▸ WHAT NEEDS TO BE DONE: Render the lines below, from the one containing "svg-text:S Ardmore Ave: S Ardmore Ave (31, 94, 36, 123)" through the one containing "svg-text:S Vermont Ave: S", as a JSON list of strings with one string per line and blank lines omitted.

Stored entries
* * * * * * * * *

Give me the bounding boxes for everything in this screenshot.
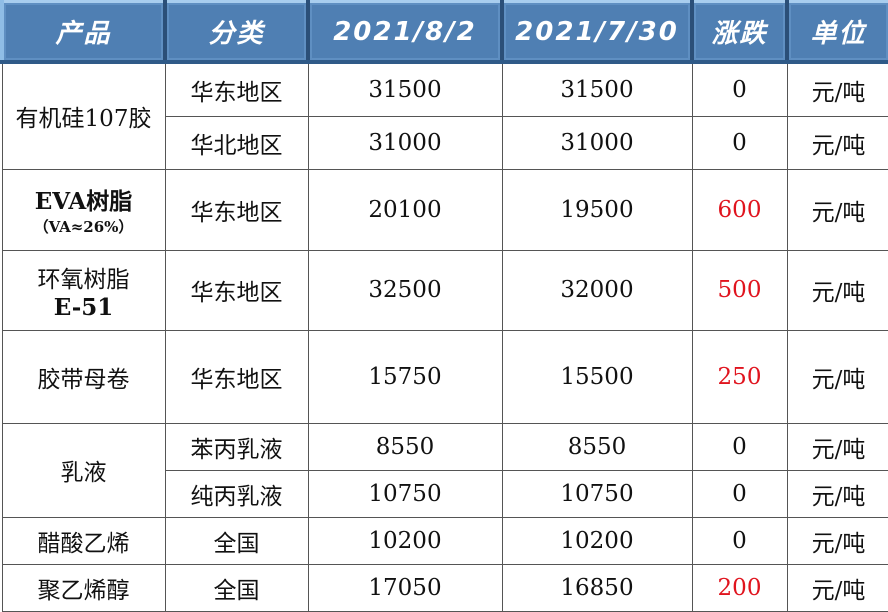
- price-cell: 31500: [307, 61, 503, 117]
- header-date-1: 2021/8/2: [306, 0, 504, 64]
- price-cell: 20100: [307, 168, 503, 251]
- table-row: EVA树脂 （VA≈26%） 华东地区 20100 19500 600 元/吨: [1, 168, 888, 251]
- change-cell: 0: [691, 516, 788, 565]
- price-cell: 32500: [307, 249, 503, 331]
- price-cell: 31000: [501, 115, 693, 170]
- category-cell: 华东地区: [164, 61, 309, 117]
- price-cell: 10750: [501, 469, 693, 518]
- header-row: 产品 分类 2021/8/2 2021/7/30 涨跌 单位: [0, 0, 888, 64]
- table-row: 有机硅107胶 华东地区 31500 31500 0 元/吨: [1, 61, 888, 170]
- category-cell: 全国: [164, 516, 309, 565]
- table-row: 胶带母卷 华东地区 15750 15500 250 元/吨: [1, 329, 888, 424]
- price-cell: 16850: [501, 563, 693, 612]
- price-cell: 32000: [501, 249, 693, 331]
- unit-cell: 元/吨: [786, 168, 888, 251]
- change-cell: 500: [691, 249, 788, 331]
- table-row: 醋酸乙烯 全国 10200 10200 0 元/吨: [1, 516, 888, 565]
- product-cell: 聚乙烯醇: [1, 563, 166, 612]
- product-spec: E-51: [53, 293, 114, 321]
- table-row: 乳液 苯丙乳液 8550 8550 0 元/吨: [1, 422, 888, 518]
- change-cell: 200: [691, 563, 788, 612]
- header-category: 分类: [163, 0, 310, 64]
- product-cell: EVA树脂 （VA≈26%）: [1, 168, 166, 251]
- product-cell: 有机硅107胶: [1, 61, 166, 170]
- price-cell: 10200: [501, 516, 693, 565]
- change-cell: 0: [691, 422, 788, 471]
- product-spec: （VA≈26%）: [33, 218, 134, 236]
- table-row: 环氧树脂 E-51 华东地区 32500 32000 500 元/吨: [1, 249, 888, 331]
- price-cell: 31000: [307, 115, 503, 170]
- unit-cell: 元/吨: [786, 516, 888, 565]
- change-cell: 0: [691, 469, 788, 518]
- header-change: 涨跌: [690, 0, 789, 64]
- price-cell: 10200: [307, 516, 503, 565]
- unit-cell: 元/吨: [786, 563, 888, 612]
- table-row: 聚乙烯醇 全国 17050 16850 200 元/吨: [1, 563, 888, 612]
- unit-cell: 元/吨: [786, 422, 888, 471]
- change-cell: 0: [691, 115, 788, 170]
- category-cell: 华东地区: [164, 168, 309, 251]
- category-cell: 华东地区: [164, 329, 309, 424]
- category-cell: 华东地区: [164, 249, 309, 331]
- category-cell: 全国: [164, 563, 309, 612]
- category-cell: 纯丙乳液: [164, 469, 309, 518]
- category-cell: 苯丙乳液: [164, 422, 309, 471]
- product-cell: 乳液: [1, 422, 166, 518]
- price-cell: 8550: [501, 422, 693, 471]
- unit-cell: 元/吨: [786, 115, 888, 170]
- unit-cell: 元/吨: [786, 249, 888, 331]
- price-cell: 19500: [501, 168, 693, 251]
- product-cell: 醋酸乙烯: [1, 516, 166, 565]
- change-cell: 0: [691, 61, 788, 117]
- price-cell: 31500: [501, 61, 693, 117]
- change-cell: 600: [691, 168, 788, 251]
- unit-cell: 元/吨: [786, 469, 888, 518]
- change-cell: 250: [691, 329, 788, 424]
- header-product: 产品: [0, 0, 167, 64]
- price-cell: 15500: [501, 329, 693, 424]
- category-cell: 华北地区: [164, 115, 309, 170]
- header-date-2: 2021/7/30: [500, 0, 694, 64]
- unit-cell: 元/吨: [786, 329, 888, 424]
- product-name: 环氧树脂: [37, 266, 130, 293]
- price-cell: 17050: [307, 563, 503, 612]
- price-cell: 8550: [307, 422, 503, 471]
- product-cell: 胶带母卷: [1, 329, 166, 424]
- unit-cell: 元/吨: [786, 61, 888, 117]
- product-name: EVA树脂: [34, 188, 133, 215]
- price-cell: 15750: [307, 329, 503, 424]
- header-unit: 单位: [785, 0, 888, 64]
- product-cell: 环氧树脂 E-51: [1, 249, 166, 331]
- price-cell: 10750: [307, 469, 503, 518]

* * * * * * * * *

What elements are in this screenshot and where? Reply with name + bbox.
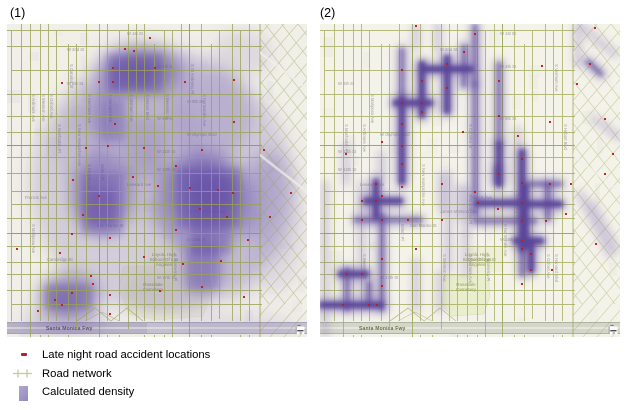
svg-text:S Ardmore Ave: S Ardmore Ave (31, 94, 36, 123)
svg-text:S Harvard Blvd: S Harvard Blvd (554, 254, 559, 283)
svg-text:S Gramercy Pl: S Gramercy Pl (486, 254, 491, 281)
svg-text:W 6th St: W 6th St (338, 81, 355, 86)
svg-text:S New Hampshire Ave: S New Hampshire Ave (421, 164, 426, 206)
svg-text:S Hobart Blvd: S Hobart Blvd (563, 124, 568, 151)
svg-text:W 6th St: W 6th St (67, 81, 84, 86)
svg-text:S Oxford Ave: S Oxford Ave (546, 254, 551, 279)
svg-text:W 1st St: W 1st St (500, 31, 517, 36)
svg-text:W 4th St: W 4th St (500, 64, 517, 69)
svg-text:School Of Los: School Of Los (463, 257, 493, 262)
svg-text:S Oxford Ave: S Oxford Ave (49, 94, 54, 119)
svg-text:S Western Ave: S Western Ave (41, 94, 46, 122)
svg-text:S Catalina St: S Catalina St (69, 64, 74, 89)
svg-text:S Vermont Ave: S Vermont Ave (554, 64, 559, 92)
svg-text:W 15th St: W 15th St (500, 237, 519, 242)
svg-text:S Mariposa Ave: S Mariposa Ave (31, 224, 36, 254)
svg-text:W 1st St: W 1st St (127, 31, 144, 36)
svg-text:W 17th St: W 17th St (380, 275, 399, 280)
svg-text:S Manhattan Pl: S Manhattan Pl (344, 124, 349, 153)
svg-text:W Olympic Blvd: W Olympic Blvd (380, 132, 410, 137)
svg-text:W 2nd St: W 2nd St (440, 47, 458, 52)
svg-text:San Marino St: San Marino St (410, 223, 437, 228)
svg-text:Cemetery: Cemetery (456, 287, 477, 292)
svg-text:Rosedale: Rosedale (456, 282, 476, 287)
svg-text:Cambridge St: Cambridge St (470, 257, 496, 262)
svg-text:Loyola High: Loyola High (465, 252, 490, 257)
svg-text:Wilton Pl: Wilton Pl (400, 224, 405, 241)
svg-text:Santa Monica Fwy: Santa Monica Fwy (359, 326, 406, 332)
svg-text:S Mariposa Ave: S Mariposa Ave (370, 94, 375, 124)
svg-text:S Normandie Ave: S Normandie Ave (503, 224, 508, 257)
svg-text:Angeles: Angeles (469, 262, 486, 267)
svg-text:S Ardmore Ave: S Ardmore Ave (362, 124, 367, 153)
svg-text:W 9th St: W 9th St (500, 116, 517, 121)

* * * * * * * * *

▸ THE RESPONSE:
[
  "svg-text:S Ardmore Ave: S Ardmore Ave (31, 94, 36, 123)",
  "svg-text:S Harvard Blvd: S Harvard Blvd (554, 254, 559, 283)",
  "svg-text:S Gramercy Pl: S Gramercy Pl (486, 254, 491, 281)",
  "svg-text:W 6th St: W 6th St (338, 81, 355, 86)",
  "svg-text:S New Hampshire Ave: S New Hampshire Ave (421, 164, 426, 206)",
  "svg-text:S Hobart Blvd: S Hobart Blvd (563, 124, 568, 151)",
  "svg-text:W 6th St: W 6th St (67, 81, 84, 86)",
  "svg-text:S Oxford Ave: S Oxford Ave (546, 254, 551, 279)",
  "svg-text:W 1st St: W 1st St (500, 31, 517, 36)",
  "svg-text:W 4th St: W 4th St (500, 64, 517, 69)",
  "svg-text:School Of Los: School Of Los (463, 257, 493, 262)",
  "svg-text:S Oxford Ave: S Oxford Ave (49, 94, 54, 119)",
  "svg-text:S Western Ave: S Western Ave (41, 94, 46, 122)",
  "svg-text:S Catalina St: S Catalina St (69, 64, 74, 89)",
  "svg-text:S Vermont Ave: S Vermont Ave (554, 64, 559, 92)"
]